TASK OBJECTIVE: Would you write out the listing verbatim and skip every picture in it?

STORED ROWS:
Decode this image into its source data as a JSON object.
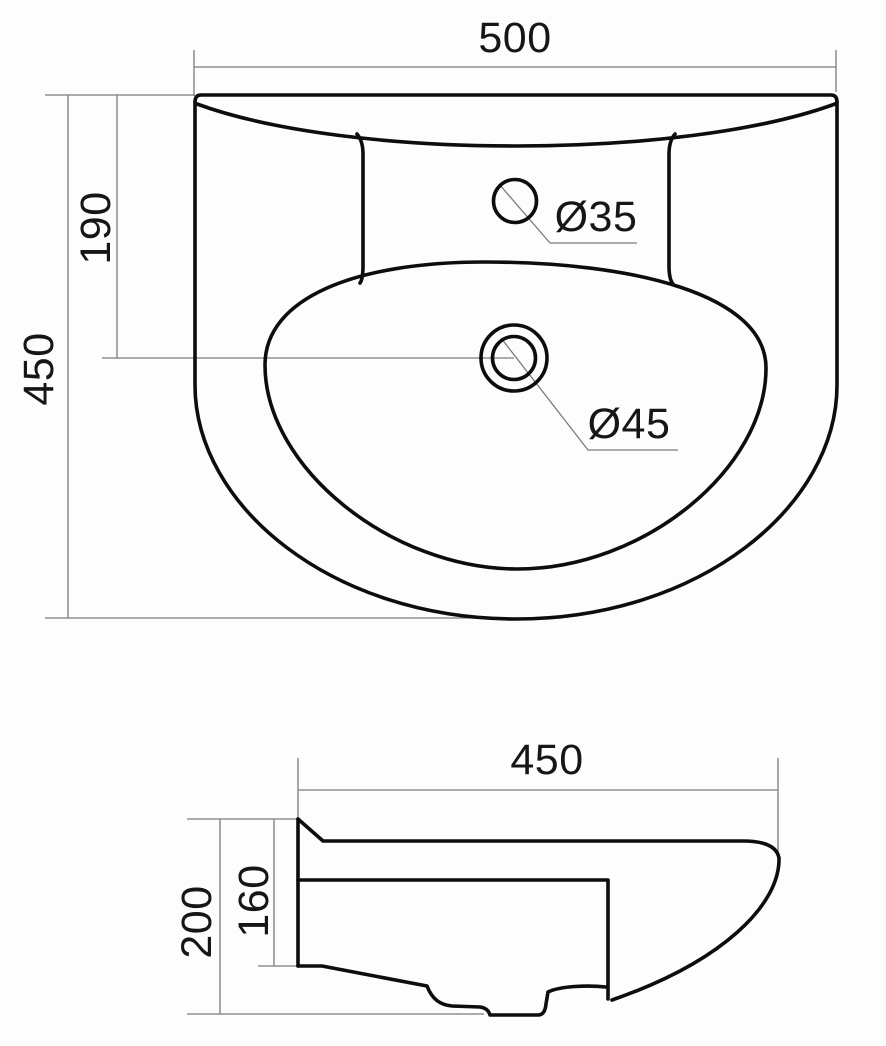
{
  "drawing": {
    "top_view": {
      "width_label": "500",
      "height_label": "450",
      "drain_offset_label": "190",
      "faucet_hole_label": "Ø35",
      "drain_hole_label": "Ø45"
    },
    "side_view": {
      "depth_label": "450",
      "height_label": "200",
      "inner_height_label": "160"
    },
    "colors": {
      "outline": "#0d0d0d",
      "dimension_line": "#7b7b7b",
      "text": "#161616",
      "background": "#fdfdfd"
    }
  }
}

COMPLETED EXERCISE:
Decode this image into its source data as a JSON object.
{
  "drawing": {
    "top_view": {
      "width_label": "500",
      "height_label": "450",
      "drain_offset_label": "190",
      "faucet_hole_label": "Ø35",
      "drain_hole_label": "Ø45"
    },
    "side_view": {
      "depth_label": "450",
      "height_label": "200",
      "inner_height_label": "160"
    },
    "colors": {
      "outline": "#0d0d0d",
      "dimension_line": "#7b7b7b",
      "text": "#161616",
      "background": "#fdfdfd"
    }
  }
}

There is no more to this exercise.